— Begin Records supplied —

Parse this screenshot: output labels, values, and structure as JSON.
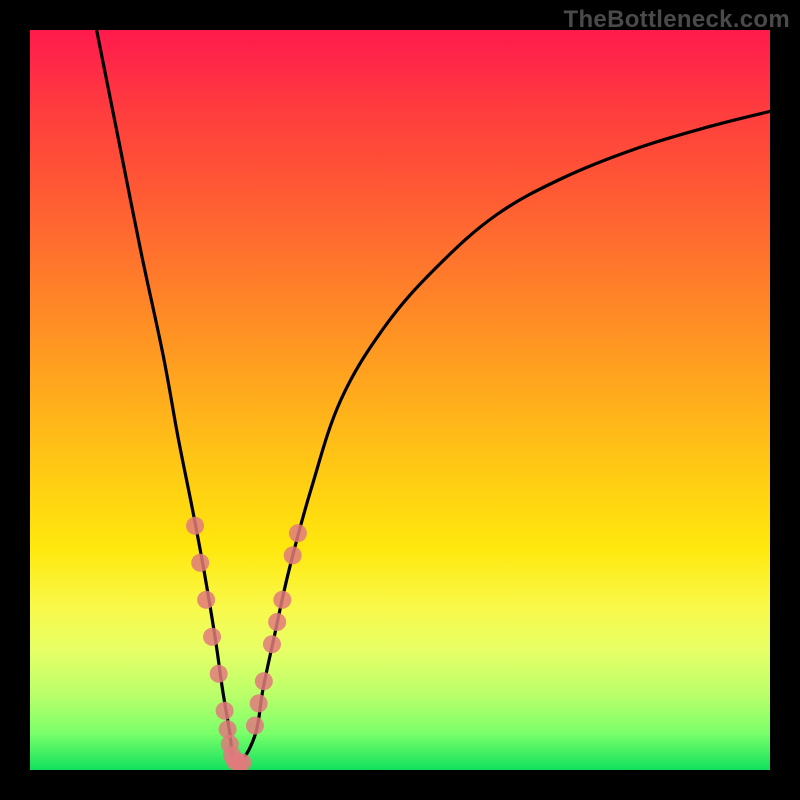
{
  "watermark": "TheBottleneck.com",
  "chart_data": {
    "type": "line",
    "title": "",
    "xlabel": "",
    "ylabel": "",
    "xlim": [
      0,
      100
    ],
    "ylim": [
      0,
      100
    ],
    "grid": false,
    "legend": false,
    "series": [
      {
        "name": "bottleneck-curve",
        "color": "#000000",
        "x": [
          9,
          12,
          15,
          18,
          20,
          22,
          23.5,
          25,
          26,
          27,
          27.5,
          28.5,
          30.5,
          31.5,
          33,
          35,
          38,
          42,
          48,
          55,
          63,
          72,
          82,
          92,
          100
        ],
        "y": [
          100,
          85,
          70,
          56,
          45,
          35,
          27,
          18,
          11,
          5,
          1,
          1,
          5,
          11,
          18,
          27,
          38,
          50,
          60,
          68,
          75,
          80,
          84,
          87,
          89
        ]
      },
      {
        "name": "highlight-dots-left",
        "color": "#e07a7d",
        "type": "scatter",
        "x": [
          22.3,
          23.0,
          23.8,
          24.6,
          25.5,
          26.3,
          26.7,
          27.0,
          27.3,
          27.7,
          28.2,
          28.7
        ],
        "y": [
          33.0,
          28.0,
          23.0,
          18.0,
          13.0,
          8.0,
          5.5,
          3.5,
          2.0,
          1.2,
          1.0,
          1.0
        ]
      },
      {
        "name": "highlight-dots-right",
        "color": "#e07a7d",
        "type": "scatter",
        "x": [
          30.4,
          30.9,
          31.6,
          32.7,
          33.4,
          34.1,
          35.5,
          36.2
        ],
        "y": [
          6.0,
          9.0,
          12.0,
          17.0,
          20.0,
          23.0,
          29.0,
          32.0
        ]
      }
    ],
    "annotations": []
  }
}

— End Records supplied —

Copy the data exactly. Any picture it contains is to be omitted.

Task solution ▸
Parse this screenshot: output labels, values, and structure as JSON.
{
  "watermark": "TheBottleneck.com",
  "chart_data": {
    "type": "line",
    "title": "",
    "xlabel": "",
    "ylabel": "",
    "xlim": [
      0,
      100
    ],
    "ylim": [
      0,
      100
    ],
    "grid": false,
    "legend": false,
    "series": [
      {
        "name": "bottleneck-curve",
        "color": "#000000",
        "x": [
          9,
          12,
          15,
          18,
          20,
          22,
          23.5,
          25,
          26,
          27,
          27.5,
          28.5,
          30.5,
          31.5,
          33,
          35,
          38,
          42,
          48,
          55,
          63,
          72,
          82,
          92,
          100
        ],
        "y": [
          100,
          85,
          70,
          56,
          45,
          35,
          27,
          18,
          11,
          5,
          1,
          1,
          5,
          11,
          18,
          27,
          38,
          50,
          60,
          68,
          75,
          80,
          84,
          87,
          89
        ]
      },
      {
        "name": "highlight-dots-left",
        "color": "#e07a7d",
        "type": "scatter",
        "x": [
          22.3,
          23.0,
          23.8,
          24.6,
          25.5,
          26.3,
          26.7,
          27.0,
          27.3,
          27.7,
          28.2,
          28.7
        ],
        "y": [
          33.0,
          28.0,
          23.0,
          18.0,
          13.0,
          8.0,
          5.5,
          3.5,
          2.0,
          1.2,
          1.0,
          1.0
        ]
      },
      {
        "name": "highlight-dots-right",
        "color": "#e07a7d",
        "type": "scatter",
        "x": [
          30.4,
          30.9,
          31.6,
          32.7,
          33.4,
          34.1,
          35.5,
          36.2
        ],
        "y": [
          6.0,
          9.0,
          12.0,
          17.0,
          20.0,
          23.0,
          29.0,
          32.0
        ]
      }
    ],
    "annotations": []
  }
}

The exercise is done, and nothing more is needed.